## WHAT IS NEEDED
Produce an exact transcription of the listing below, omitting the pictures.

(Items from a figure collection)
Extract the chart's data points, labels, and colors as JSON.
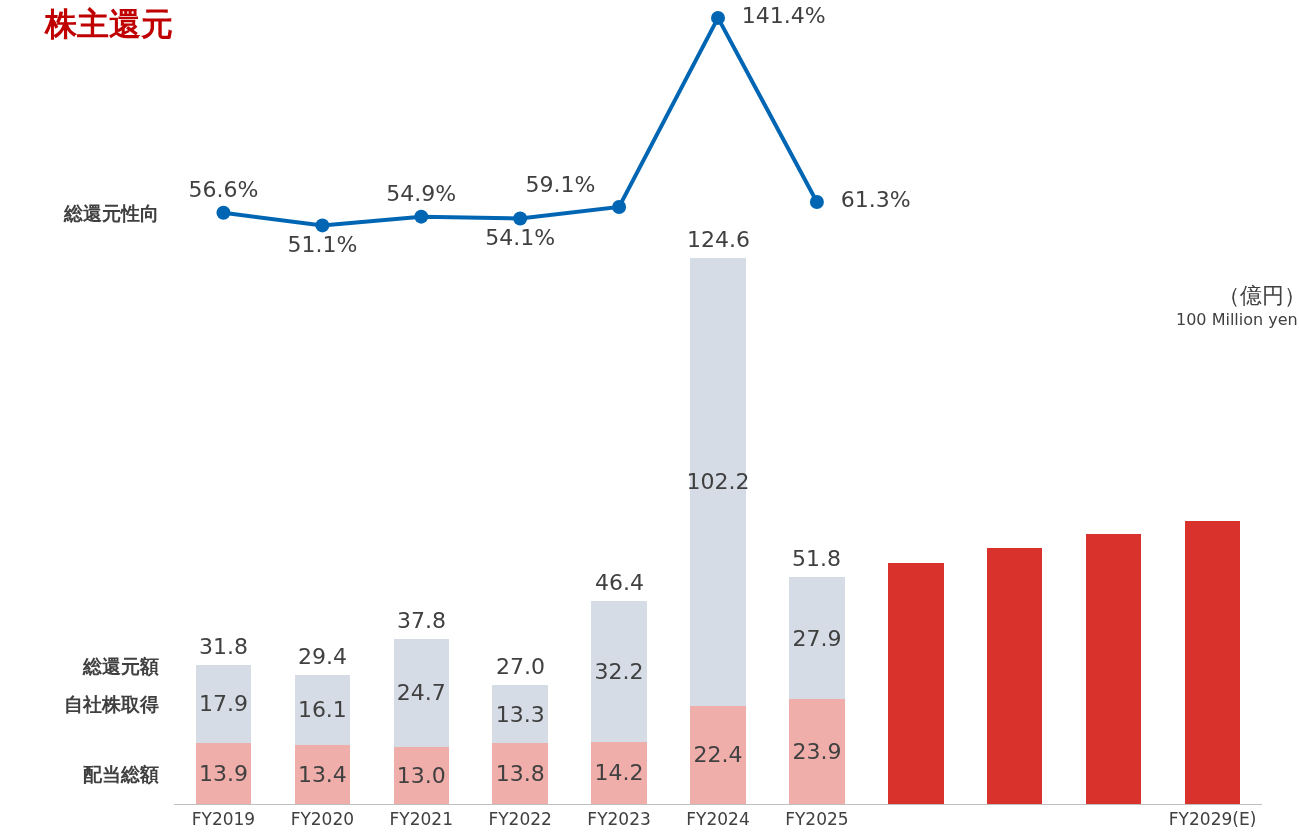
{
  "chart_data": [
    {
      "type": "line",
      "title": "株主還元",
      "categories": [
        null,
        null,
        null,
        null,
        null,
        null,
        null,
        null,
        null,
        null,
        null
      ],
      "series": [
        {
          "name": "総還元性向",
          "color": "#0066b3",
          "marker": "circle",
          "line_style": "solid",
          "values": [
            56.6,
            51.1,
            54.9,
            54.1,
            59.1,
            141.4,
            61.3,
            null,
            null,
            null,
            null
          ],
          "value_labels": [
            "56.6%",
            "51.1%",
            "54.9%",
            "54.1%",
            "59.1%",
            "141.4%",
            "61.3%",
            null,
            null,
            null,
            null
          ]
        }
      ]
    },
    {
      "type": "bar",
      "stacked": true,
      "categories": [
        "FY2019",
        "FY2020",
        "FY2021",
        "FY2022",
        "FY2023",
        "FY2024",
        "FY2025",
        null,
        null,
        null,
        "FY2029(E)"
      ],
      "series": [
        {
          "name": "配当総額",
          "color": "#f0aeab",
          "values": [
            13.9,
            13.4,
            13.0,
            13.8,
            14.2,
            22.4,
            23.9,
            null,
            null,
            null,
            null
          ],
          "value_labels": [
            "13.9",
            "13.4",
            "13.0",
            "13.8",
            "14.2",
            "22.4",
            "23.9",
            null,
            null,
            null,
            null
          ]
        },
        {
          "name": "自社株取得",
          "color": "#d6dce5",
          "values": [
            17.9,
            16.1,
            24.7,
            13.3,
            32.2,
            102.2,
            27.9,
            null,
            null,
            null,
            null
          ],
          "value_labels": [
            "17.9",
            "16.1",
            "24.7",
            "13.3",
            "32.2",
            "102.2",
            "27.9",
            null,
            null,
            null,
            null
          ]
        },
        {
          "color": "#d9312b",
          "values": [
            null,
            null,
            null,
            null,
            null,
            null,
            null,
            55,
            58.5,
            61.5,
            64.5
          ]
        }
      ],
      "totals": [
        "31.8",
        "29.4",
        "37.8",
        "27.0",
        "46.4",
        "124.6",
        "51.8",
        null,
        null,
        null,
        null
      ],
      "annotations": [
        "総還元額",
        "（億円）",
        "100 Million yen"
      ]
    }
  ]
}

## ANSWER FOR THE TASK
Extract the chart's data points, labels, and colors as JSON.
{
  "chart_data": [
    {
      "type": "line",
      "title": "株主還元",
      "categories": [
        null,
        null,
        null,
        null,
        null,
        null,
        null,
        null,
        null,
        null,
        null
      ],
      "series": [
        {
          "name": "総還元性向",
          "color": "#0066b3",
          "marker": "circle",
          "line_style": "solid",
          "values": [
            56.6,
            51.1,
            54.9,
            54.1,
            59.1,
            141.4,
            61.3,
            null,
            null,
            null,
            null
          ],
          "value_labels": [
            "56.6%",
            "51.1%",
            "54.9%",
            "54.1%",
            "59.1%",
            "141.4%",
            "61.3%",
            null,
            null,
            null,
            null
          ]
        }
      ]
    },
    {
      "type": "bar",
      "stacked": true,
      "categories": [
        "FY2019",
        "FY2020",
        "FY2021",
        "FY2022",
        "FY2023",
        "FY2024",
        "FY2025",
        null,
        null,
        null,
        "FY2029(E)"
      ],
      "series": [
        {
          "name": "配当総額",
          "color": "#f0aeab",
          "values": [
            13.9,
            13.4,
            13.0,
            13.8,
            14.2,
            22.4,
            23.9,
            null,
            null,
            null,
            null
          ],
          "value_labels": [
            "13.9",
            "13.4",
            "13.0",
            "13.8",
            "14.2",
            "22.4",
            "23.9",
            null,
            null,
            null,
            null
          ]
        },
        {
          "name": "自社株取得",
          "color": "#d6dce5",
          "values": [
            17.9,
            16.1,
            24.7,
            13.3,
            32.2,
            102.2,
            27.9,
            null,
            null,
            null,
            null
          ],
          "value_labels": [
            "17.9",
            "16.1",
            "24.7",
            "13.3",
            "32.2",
            "102.2",
            "27.9",
            null,
            null,
            null,
            null
          ]
        },
        {
          "color": "#d9312b",
          "values": [
            null,
            null,
            null,
            null,
            null,
            null,
            null,
            55,
            58.5,
            61.5,
            64.5
          ]
        }
      ],
      "totals": [
        "31.8",
        "29.4",
        "37.8",
        "27.0",
        "46.4",
        "124.6",
        "51.8",
        null,
        null,
        null,
        null
      ],
      "annotations": [
        "総還元額",
        "（億円）",
        "100 Million yen"
      ]
    }
  ]
}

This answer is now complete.